> **Input**:

- - - - -

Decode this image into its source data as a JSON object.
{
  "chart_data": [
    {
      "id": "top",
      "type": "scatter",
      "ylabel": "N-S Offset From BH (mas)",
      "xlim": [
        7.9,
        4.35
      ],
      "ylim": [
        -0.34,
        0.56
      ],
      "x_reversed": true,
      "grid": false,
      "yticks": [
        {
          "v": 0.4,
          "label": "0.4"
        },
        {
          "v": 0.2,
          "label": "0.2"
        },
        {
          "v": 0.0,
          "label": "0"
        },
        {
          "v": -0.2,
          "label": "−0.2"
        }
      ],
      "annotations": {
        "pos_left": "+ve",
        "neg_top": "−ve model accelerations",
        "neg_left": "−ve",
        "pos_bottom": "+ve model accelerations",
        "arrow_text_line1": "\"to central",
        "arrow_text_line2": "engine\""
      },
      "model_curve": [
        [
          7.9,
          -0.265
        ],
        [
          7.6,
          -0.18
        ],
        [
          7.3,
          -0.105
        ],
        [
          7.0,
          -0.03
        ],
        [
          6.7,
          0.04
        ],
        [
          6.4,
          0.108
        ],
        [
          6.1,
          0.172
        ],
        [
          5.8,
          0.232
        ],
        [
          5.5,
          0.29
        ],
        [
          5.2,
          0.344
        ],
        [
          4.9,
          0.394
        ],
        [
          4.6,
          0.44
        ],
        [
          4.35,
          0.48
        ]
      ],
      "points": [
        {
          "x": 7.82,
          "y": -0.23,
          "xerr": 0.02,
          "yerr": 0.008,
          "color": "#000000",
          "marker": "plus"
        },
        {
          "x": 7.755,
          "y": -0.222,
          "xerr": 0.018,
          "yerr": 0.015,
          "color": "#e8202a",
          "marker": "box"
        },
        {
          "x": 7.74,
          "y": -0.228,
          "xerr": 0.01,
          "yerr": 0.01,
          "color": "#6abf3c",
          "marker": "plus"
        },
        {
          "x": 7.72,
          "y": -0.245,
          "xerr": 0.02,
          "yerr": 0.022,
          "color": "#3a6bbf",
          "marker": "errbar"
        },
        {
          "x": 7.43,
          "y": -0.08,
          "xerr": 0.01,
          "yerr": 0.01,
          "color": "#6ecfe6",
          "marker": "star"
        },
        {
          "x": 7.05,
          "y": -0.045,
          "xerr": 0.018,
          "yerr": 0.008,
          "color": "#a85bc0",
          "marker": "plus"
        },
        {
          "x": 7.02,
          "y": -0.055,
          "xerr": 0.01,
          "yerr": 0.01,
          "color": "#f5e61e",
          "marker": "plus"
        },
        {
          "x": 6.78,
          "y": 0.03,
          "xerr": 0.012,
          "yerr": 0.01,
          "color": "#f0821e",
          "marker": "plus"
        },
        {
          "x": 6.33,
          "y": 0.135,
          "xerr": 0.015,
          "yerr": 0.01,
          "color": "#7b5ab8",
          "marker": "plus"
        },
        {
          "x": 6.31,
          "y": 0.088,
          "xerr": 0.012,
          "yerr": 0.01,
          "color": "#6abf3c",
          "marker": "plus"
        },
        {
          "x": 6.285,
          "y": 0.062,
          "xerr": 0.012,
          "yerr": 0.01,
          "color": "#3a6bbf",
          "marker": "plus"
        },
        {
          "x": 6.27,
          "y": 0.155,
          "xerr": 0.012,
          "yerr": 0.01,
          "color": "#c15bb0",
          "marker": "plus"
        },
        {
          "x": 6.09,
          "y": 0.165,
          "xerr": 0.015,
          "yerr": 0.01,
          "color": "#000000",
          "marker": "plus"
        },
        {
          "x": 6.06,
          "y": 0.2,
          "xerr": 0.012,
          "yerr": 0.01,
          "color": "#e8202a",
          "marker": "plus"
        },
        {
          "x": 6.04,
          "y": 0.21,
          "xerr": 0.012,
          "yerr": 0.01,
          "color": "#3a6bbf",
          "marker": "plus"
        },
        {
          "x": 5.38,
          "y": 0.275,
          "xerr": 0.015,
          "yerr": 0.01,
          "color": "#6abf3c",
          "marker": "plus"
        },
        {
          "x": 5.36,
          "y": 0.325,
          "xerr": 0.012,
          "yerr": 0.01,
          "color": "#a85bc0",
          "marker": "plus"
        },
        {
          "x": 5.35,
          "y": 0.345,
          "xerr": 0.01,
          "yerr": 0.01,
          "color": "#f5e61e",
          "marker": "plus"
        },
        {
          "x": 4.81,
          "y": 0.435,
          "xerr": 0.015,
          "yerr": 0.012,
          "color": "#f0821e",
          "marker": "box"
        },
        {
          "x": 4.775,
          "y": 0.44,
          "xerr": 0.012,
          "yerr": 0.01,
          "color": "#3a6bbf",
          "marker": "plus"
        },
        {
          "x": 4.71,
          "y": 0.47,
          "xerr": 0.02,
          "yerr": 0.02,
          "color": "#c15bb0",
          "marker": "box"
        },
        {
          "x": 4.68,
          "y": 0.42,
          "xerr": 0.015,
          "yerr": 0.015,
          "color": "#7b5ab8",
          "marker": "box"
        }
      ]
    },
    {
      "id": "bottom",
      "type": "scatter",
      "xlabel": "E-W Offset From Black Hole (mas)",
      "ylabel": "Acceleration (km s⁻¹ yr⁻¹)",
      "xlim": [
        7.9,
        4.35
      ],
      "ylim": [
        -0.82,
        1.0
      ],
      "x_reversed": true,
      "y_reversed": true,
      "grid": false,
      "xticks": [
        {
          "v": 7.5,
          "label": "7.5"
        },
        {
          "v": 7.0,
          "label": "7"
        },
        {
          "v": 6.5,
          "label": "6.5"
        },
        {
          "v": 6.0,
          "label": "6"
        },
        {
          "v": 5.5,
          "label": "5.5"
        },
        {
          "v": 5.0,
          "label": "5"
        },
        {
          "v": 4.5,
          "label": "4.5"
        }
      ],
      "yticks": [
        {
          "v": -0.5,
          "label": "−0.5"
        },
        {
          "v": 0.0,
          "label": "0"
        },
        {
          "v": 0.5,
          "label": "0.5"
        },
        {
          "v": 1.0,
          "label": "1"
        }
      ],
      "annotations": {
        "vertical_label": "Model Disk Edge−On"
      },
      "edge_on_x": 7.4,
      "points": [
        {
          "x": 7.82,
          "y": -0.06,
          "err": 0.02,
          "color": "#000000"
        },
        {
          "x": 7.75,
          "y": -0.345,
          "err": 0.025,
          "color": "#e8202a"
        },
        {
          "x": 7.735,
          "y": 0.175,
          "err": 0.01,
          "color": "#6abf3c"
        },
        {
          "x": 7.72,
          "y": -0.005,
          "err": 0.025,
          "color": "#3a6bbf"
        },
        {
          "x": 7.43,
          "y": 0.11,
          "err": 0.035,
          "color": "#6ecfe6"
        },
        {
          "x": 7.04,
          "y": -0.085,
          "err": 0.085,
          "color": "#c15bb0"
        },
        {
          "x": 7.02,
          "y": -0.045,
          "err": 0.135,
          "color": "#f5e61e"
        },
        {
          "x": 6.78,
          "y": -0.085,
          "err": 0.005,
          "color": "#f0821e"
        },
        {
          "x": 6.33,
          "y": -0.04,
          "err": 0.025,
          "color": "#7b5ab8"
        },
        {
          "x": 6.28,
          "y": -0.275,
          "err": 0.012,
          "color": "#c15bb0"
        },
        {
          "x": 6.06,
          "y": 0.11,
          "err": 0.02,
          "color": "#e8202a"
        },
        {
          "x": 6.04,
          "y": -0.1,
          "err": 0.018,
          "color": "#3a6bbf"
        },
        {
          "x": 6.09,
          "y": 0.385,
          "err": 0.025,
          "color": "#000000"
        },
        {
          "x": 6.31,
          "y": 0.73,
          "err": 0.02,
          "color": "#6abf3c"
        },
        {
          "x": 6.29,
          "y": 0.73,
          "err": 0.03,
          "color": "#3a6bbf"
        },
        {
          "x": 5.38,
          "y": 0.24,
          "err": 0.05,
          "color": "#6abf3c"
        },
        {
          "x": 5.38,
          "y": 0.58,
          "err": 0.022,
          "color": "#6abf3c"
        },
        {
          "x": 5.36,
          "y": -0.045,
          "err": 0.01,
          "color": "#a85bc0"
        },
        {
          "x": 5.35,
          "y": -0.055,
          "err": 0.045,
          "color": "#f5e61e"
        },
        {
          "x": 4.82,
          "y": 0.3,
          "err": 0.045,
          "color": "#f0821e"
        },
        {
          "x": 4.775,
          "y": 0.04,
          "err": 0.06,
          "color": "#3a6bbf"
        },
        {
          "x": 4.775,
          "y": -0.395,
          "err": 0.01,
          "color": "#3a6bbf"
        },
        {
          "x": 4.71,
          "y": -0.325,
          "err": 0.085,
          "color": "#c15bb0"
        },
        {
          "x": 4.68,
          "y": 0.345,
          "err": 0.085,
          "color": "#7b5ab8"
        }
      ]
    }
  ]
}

- - - - -

> **Task objective**: Among the records above, how many lines carry the string "From"? Reply with the number alone.

> **Worked answer**: 2